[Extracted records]
※

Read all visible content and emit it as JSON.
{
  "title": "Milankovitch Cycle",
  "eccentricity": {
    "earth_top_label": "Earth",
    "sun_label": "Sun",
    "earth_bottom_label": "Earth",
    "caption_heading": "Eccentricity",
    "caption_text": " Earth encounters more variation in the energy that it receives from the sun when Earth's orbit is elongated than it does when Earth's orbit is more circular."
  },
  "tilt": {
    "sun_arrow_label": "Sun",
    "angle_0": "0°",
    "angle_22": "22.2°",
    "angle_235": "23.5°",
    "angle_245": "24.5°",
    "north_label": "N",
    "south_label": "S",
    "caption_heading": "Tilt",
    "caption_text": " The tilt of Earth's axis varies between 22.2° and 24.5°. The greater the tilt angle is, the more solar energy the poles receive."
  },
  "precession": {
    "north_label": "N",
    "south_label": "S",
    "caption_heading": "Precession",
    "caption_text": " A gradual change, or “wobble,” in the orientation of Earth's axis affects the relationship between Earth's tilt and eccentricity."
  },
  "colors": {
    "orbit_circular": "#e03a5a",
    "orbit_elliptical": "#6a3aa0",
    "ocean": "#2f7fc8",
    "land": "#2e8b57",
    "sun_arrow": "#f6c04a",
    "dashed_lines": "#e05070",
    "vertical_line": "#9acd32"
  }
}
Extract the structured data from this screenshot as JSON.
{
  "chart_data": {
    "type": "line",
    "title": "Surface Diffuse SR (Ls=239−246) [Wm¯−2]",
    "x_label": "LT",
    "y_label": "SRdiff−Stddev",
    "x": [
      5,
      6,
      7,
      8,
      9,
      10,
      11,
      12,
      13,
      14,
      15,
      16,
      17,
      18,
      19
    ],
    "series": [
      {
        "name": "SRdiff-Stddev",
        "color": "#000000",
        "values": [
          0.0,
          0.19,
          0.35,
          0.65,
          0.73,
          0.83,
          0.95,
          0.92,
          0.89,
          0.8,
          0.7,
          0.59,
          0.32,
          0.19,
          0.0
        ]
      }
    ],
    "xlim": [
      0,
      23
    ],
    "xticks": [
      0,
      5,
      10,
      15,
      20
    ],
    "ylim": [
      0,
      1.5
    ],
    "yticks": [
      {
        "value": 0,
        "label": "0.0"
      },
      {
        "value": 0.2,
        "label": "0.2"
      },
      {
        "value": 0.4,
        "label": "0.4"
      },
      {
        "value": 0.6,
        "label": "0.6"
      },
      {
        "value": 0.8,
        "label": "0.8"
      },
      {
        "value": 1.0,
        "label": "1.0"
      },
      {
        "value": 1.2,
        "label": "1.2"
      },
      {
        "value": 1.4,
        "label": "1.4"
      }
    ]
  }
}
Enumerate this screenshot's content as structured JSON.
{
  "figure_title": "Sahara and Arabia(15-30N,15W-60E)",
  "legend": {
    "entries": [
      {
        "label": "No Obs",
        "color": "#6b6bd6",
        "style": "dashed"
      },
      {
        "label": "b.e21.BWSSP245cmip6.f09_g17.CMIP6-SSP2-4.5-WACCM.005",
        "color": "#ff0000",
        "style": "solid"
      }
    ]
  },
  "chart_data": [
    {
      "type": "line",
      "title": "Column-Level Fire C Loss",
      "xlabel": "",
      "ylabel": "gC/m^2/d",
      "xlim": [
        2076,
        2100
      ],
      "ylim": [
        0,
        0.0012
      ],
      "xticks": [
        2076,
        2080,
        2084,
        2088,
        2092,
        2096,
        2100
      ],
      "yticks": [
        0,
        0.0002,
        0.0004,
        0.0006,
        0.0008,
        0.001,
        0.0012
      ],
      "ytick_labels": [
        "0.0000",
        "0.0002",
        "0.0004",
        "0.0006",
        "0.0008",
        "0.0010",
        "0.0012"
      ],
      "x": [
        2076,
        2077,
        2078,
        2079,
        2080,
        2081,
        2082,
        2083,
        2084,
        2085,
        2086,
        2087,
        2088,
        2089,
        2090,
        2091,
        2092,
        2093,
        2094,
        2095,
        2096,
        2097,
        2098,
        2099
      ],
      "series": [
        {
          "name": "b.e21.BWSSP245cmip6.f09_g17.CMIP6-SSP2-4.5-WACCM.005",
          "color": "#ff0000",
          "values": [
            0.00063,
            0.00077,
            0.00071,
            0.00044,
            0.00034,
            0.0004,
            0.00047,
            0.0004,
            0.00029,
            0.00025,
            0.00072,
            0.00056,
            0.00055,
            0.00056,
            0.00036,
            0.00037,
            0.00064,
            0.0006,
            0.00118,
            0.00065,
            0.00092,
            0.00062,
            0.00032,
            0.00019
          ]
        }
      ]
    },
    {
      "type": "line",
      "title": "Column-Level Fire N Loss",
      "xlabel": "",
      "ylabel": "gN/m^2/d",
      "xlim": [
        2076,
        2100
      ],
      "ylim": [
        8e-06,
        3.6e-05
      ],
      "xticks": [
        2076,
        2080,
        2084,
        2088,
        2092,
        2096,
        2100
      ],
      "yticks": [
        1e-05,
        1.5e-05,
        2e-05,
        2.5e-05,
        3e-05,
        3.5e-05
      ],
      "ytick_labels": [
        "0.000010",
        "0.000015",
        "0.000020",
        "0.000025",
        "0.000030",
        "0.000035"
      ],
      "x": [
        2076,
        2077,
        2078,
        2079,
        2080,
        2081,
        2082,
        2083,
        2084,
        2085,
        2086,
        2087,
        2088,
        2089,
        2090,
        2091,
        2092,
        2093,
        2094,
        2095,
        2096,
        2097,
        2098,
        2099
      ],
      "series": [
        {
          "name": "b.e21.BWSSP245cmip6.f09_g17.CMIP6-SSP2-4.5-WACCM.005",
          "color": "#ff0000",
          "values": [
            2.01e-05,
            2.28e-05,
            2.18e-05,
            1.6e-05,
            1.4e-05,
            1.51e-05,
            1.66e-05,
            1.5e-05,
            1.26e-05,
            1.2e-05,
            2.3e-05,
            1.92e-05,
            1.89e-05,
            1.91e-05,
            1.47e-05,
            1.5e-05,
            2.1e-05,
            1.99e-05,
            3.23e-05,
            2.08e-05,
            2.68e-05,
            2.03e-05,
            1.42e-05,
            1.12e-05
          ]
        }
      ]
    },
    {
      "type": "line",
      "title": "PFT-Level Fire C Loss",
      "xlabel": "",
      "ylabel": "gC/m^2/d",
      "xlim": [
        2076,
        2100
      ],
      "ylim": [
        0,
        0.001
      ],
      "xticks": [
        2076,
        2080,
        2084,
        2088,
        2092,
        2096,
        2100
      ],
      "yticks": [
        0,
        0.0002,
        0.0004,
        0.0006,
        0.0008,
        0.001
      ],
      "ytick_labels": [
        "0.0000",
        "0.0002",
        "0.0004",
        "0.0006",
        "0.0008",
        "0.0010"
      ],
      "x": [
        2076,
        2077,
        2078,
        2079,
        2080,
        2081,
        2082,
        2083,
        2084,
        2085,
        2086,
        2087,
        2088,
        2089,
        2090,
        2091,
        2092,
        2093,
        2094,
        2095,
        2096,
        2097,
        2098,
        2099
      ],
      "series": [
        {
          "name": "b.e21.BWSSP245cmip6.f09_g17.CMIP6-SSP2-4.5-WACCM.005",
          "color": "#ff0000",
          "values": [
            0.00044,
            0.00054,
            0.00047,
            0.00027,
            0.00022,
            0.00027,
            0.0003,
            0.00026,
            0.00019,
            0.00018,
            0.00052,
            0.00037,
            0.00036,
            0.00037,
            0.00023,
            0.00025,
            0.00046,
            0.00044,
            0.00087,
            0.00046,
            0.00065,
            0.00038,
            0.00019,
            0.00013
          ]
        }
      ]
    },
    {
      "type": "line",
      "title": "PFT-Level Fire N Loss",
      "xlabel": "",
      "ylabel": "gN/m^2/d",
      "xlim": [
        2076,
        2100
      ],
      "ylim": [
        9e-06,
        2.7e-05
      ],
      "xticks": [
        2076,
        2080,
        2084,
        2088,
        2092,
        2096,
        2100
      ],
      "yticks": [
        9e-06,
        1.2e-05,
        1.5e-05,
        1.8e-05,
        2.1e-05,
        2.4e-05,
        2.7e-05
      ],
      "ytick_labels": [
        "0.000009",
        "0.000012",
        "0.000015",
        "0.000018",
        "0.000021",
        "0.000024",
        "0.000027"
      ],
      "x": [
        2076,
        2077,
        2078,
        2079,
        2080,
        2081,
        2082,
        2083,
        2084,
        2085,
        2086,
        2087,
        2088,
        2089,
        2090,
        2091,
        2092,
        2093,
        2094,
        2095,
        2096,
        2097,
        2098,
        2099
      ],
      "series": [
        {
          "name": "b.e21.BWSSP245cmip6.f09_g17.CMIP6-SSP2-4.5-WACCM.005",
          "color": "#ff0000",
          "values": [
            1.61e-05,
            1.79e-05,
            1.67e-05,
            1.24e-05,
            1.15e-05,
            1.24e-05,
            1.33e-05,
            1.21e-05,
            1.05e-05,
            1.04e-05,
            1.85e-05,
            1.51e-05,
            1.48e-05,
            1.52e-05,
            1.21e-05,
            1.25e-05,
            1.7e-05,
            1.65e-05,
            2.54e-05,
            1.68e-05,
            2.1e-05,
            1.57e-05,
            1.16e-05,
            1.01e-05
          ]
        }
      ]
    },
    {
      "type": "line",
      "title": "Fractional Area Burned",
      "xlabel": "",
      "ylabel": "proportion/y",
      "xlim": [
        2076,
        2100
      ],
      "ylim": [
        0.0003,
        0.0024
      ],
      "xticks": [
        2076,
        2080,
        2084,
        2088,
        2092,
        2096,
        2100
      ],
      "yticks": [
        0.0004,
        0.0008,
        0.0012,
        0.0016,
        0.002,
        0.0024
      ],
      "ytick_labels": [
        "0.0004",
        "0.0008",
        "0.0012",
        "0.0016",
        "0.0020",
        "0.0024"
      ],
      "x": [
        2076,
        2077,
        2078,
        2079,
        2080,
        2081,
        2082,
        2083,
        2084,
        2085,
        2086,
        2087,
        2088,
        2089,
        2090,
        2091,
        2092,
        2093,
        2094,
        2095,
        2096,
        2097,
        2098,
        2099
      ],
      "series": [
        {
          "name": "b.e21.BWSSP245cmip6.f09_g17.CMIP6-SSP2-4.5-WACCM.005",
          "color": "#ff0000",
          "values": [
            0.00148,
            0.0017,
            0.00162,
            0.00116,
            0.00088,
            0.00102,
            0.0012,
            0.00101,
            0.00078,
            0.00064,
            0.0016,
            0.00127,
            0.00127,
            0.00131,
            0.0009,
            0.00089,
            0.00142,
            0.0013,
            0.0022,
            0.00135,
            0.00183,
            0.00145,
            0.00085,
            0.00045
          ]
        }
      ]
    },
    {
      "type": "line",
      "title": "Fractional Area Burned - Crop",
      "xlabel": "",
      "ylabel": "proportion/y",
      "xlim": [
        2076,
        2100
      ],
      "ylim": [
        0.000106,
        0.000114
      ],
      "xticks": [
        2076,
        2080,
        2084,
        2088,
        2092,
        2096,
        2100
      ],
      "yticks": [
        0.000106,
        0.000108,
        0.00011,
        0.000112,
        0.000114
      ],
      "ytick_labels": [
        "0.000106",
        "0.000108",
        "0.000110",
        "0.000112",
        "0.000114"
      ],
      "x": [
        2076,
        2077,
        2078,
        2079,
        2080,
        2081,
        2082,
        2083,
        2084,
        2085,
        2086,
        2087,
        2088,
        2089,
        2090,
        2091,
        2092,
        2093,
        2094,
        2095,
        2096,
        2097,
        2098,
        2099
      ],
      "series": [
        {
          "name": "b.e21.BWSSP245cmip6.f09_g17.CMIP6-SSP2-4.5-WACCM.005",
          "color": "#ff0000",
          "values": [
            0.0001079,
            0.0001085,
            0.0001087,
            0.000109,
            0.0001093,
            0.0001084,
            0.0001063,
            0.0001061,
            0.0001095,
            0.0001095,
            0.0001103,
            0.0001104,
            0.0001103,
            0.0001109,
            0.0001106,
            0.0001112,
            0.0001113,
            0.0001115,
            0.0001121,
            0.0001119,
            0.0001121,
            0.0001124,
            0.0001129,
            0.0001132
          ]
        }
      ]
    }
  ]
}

※

Only the number is wanted: how many lines in the entries above contain the word "more"?

■ **SOLUTION TO THIS PROBLEM**: 2